So, what you’re doing on the backend side, you want to be distributed to be scalable so that each entity or microservice service, in this case, can be scaled individually. Then you can use them wherever they’re needed. But at points, when working probably on the mobile side, because the mobile is more sensitive to having chatty services or even when it’s about cloud, and you don’t want to have that, you can aggregate it. So, go against what you actually did on the backend side, and GraphQL was a solution for this stock, where it just sends the request. Still, behind the scenes, through the Middleware, the GraphQL Middleware, it just aggregates all the information and then provides that so that you don’t have to go back and forth, right?

Failing gracefully in distributed systems [10:45]

Olimpiu Pop: Great, thank you. I was just going through my mind while listening to you that it’s so funny and such a beautiful thing in terms of open source and what the open source technology brings, because we’re discussing the concept that got started in Thoughtworks, a company that is known for the nuggets of innovation in the technology industry that they provide, and that’s the microservice.

Then we’re discussing REST. What came from a PhD thesis a long time ago was built on top of HTTP. That was an open standard for an extended period of time, and it still is an open standard, and then we are discussing gRPC. That’s a protocol put together by Google and shared by many people. And then we have GraphQL that comes from another company, and that’s Facebook, and in al,l a lot of the concepts of the systems or coined and built by Netflix on a potent Java stack that, well, Java has 30 years now, so it’s something that came from Sun and then now it’s Oracle. It’s such a nice ecosystem today.

What I liked a lot, and that’s very important for me, is the part we do business because in the end, technology should serve business, and this is one part of what we’re discussing now, it’s just plumbing. But the other problematic stuff is that you’re just getting tangled in the flow of the application, and so on. How do you keep mentioning SLA and SLOs? So well, I’ll just stay on the SLA side of things because SLOs are for you internally, so I shouldn’t care about that. But how do you make sure you handle things properly with grace? Because in the end, that’s what counts for me. And that was one of the benefits of the microservice: if the service degrades, I don’t know, I want to watch a movie, I know exactly which movie I want to watch, but I don’t know, the search isn’t working or something. How do you state from that angle? How do you make things work as expected?

- What the task requires
List every company or organization mentioned by name in the interview excerpt on distributed systems. The material after the interview excerpt is separate from it.

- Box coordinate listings
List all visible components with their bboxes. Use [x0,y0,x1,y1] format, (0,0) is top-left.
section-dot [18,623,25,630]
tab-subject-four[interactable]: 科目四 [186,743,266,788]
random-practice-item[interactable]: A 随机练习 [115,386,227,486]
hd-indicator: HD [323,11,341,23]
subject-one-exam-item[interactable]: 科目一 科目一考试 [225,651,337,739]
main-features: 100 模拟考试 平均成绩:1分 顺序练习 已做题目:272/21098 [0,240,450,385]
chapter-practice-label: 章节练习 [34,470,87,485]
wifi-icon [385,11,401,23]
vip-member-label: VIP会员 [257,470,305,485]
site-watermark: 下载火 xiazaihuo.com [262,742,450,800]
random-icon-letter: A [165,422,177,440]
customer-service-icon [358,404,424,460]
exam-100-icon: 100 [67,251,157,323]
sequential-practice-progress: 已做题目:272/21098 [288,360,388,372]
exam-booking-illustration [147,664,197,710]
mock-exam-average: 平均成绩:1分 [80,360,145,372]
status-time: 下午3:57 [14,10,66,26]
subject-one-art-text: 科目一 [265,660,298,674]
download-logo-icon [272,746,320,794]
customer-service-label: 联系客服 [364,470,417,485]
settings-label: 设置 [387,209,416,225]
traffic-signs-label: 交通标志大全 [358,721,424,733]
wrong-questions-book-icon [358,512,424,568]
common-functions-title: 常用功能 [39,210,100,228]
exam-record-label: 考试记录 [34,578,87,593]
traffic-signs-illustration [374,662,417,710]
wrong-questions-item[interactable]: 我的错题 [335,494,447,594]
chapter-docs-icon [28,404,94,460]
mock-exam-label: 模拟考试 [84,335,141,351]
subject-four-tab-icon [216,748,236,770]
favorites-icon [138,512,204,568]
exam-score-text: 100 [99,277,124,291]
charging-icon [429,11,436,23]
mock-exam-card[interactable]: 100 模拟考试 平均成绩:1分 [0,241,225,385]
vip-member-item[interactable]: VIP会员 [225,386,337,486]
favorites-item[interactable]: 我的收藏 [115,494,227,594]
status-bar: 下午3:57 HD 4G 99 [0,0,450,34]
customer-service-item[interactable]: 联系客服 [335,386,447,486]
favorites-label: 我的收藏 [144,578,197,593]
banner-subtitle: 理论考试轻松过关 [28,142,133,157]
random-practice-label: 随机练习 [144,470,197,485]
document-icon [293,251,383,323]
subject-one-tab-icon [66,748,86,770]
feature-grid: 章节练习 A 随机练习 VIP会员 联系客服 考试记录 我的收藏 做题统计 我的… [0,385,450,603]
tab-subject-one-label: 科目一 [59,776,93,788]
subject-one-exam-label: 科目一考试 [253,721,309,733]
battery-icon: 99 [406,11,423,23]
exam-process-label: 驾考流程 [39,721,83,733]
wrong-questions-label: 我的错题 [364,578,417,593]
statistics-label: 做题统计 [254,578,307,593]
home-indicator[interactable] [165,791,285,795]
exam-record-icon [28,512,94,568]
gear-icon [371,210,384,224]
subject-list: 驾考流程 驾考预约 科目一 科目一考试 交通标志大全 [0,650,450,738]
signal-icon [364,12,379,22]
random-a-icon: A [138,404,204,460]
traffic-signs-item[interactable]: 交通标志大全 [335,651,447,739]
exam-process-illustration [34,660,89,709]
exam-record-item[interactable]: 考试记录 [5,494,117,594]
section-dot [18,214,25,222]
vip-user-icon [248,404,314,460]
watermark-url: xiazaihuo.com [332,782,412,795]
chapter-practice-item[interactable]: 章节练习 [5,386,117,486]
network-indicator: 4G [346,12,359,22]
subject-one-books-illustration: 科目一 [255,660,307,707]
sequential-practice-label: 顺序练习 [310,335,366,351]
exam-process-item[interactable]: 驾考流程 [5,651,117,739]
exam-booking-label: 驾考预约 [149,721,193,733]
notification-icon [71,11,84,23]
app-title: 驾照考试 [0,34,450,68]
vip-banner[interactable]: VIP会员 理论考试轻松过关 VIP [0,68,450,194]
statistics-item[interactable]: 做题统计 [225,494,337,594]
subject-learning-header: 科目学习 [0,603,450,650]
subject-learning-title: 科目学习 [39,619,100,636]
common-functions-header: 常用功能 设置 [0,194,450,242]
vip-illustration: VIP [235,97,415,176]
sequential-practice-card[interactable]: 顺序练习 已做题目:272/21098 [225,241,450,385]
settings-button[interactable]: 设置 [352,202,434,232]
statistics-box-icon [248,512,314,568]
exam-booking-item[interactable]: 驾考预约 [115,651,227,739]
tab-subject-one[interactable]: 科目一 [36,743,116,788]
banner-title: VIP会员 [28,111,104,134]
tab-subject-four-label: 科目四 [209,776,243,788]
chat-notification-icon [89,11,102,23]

- Problem solution
Thoughtworks, Google, Facebook, Netflix, Sun, Oracle